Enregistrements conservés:
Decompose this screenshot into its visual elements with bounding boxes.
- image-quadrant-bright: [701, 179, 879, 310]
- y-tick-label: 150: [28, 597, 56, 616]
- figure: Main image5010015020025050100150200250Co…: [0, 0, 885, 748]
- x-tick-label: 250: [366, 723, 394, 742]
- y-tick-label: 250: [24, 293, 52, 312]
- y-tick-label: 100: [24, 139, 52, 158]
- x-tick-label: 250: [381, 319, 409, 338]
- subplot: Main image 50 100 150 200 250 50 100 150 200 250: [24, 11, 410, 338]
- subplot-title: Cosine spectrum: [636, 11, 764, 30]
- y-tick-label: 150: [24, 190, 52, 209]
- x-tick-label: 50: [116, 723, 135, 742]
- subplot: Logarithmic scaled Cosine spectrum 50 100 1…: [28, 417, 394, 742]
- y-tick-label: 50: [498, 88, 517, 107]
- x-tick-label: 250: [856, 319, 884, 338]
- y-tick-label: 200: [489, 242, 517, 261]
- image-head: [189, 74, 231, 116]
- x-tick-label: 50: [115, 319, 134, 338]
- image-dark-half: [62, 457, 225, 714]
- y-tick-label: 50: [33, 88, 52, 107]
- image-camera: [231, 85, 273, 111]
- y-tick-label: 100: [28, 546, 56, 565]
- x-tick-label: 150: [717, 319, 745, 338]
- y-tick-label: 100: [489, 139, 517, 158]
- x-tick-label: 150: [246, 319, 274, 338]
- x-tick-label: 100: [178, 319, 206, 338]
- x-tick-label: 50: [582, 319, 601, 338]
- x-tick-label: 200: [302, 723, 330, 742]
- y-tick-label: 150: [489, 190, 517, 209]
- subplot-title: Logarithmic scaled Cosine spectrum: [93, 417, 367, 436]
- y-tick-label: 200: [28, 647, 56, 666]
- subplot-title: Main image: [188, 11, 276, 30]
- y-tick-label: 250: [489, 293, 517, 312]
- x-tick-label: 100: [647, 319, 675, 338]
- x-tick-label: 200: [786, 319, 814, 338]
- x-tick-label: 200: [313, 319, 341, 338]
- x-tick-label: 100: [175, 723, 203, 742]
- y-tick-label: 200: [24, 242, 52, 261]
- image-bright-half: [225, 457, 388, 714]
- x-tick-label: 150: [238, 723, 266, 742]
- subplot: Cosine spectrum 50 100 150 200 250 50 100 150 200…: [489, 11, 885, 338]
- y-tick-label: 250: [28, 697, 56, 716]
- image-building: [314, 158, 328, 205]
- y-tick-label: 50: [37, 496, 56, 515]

• **Exercice**
Présente toutes les lignes de la liste ci-dessus sous forme de tableau JSON de chaînes, une chaîne par ligne, sans les lignes vides.

• **Réponse**
[
  "Decompose this screenshot into its visual elements with bounding boxes.",
  "- image-quadrant-bright: [701, 179, 879, 310]",
  "- y-tick-label: 150: [28, 597, 56, 616]",
  "- figure: Main image5010015020025050100150200250Co…: [0, 0, 885, 748]",
  "- x-tick-label: 250: [366, 723, 394, 742]",
  "- y-tick-label: 250: [24, 293, 52, 312]",
  "- y-tick-label: 100: [24, 139, 52, 158]",
  "- x-tick-label: 250: [381, 319, 409, 338]",
  "- subplot: Main image 50 100 150 200 250 50 100 150 200 250: [24, 11, 410, 338]",
  "- subplot-title: Cosine spectrum: [636, 11, 764, 30]",
  "- y-tick-label: 150: [24, 190, 52, 209]",
  "- x-tick-label: 50: [116, 723, 135, 742]",
  "- subplot: Logarithmic scaled Cosine spectrum 50 100 1…: [28, 417, 394, 742]",
  "- y-tick-label: 50: [498, 88, 517, 107]",
  "- x-tick-label: 250: [856, 319, 884, 338]",
  "- y-tick-label: 200: [489, 242, 517, 261]",
  "- image-head: [189, 74, 231, 116]",
  "- x-tick-label: 50: [115, 319, 134, 338]",
  "- image-dark-half: [62, 457, 225, 714]",
  "- y-tick-label: 50: [33, 88, 52, 107]",
  "- image-camera: [231, 85, 273, 111]",
  "- y-tick-label: 100: [28, 546, 56, 565]",
  "- x-tick-label: 150: [717, 319, 745, 338]",
  "- y-tick-label: 100: [489, 139, 517, 158]",
  "- x-tick-label: 150: [246, 319, 274, 338]",
  "- x-tick-label: 100: [178, 319, 206, 338]",
  "- x-tick-label: 50: [582, 319, 601, 338]",
  "- x-tick-label: 200: [302, 723, 330, 742]",
  "- y-tick-label: 150: [489, 190, 517, 209]",
  "- subplot-title: Logarithmic scaled Cosine spectrum: [93, 417, 367, 436]",
  "- y-tick-label: 200: [28, 647, 56, 666]",
  "- subplot-title: Main image: [188, 11, 276, 30]",
  "- y-tick-label: 250: [489, 293, 517, 312]",
  "- x-tick-label: 100: [647, 319, 675, 338]",
  "- x-tick-label: 200: [786, 319, 814, 338]",
  "- x-tick-label: 200: [313, 319, 341, 338]",
  "- x-tick-label: 100: [175, 723, 203, 742]",
  "- y-tick-label: 200: [24, 242, 52, 261]",
  "- image-bright-half: [225, 457, 388, 714]",
  "- x-tick-label: 150: [238, 723, 266, 742]",
  "- subplot: Cosine spectrum 50 100 150 200 250 50 100 150 200…: [489, 11, 885, 338]",
  "- y-tick-label: 250: [28, 697, 56, 716]",
  "- image-building: [314, 158, 328, 205]",
  "- y-tick-label: 50: [37, 496, 56, 515]"
]